[Saved data entries]
>> BEGIN

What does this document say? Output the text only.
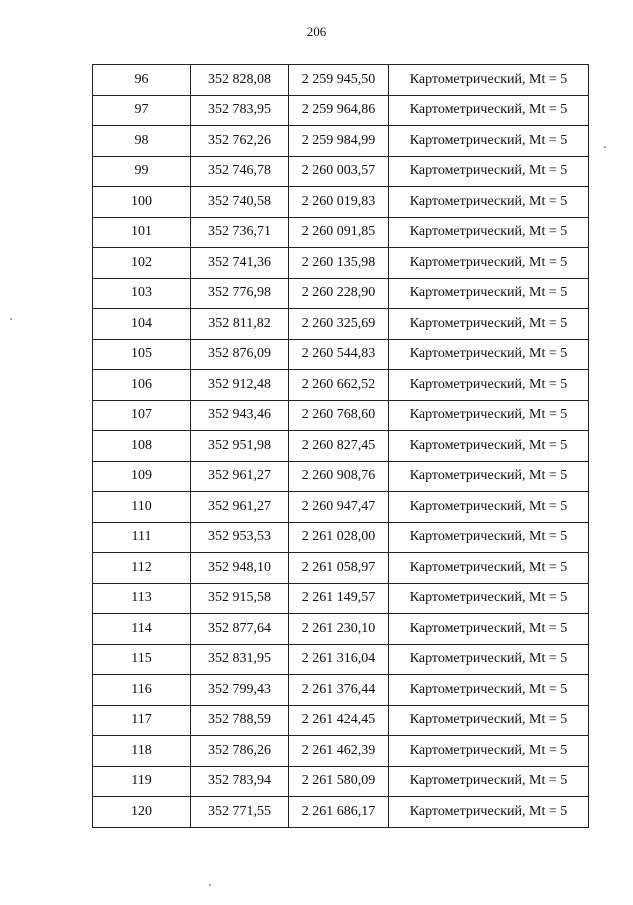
206
96	352 828,08	2 259 945,50	Картометрический, Mt = 5
97	352 783,95	2 259 964,86	Картометрический, Mt = 5
98	352 762,26	2 259 984,99	Картометрический, Mt = 5
99	352 746,78	2 260 003,57	Картометрический, Mt = 5
100	352 740,58	2 260 019,83	Картометрический, Mt = 5
101	352 736,71	2 260 091,85	Картометрический, Mt = 5
102	352 741,36	2 260 135,98	Картометрический, Mt = 5
103	352 776,98	2 260 228,90	Картометрический, Mt = 5
104	352 811,82	2 260 325,69	Картометрический, Mt = 5
105	352 876,09	2 260 544,83	Картометрический, Mt = 5
106	352 912,48	2 260 662,52	Картометрический, Mt = 5
107	352 943,46	2 260 768,60	Картометрический, Mt = 5
108	352 951,98	2 260 827,45	Картометрический, Mt = 5
109	352 961,27	2 260 908,76	Картометрический, Mt = 5
110	352 961,27	2 260 947,47	Картометрический, Mt = 5
111	352 953,53	2 261 028,00	Картометрический, Mt = 5
112	352 948,10	2 261 058,97	Картометрический, Mt = 5
113	352 915,58	2 261 149,57	Картометрический, Mt = 5
114	352 877,64	2 261 230,10	Картометрический, Mt = 5
115	352 831,95	2 261 316,04	Картометрический, Mt = 5
116	352 799,43	2 261 376,44	Картометрический, Mt = 5
117	352 788,59	2 261 424,45	Картометрический, Mt = 5
118	352 786,26	2 261 462,39	Картометрический, Mt = 5
119	352 783,94	2 261 580,09	Картометрический, Mt = 5
120	352 771,55	2 261 686,17	Картометрический, Mt = 5
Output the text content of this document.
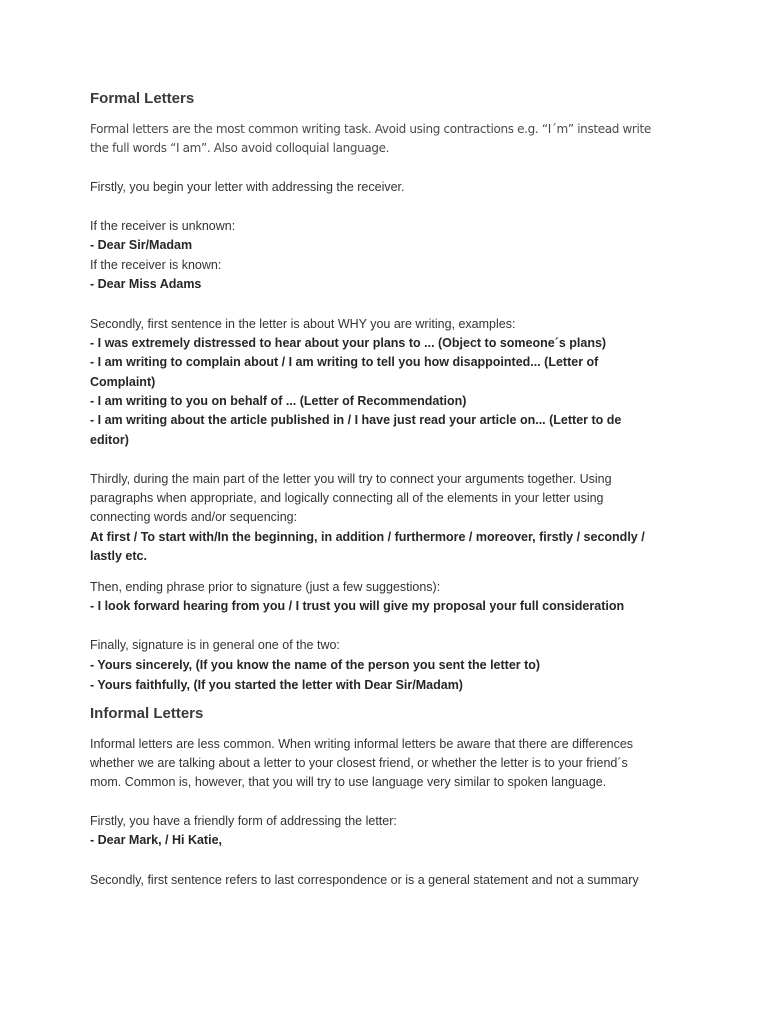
Formal Letters
Formal letters are the most common writing task. Avoid using contractions e.g. “I´m” instead write
the full words “I am”. Also avoid colloquial language.
Firstly, you begin your letter with addressing the receiver.
If the receiver is unknown:
- Dear Sir/Madam
If the receiver is known:
- Dear Miss Adams
Secondly, first sentence in the letter is about WHY you are writing, examples:
- I was extremely distressed to hear about your plans to ... (Object to someone´s plans)
- I am writing to complain about / I am writing to tell you how disappointed... (Letter of
Complaint)
- I am writing to you on behalf of ... (Letter of Recommendation)
- I am writing about the article published in / I have just read your article on... (Letter to de
editor)
Thirdly, during the main part of the letter you will try to connect your arguments together. Using
paragraphs when appropriate, and logically connecting all of the elements in your letter using
connecting words and/or sequencing:
At first / To start with/In the beginning, in addition / furthermore / moreover, firstly / secondly /
lastly etc.
Then, ending phrase prior to signature (just a few suggestions):
- I look forward hearing from you / I trust you will give my proposal your full consideration
Finally, signature is in general one of the two:
- Yours sincerely, (If you know the name of the person you sent the letter to)
- Yours faithfully, (If you started the letter with Dear Sir/Madam)
Informal Letters
Informal letters are less common. When writing informal letters be aware that there are differences
whether we are talking about a letter to your closest friend, or whether the letter is to your friend´s
mom. Common is, however, that you will try to use language very similar to spoken language.
Firstly, you have a friendly form of addressing the letter:
- Dear Mark, / Hi Katie,
Secondly, first sentence refers to last correspondence or is a general statement and not a summary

>> END

Every line in the data above that contains "general" needs to be copied.

Finally, signature is in general one of the two:
Secondly, first sentence refers to last correspondence or is a general statement and not a summary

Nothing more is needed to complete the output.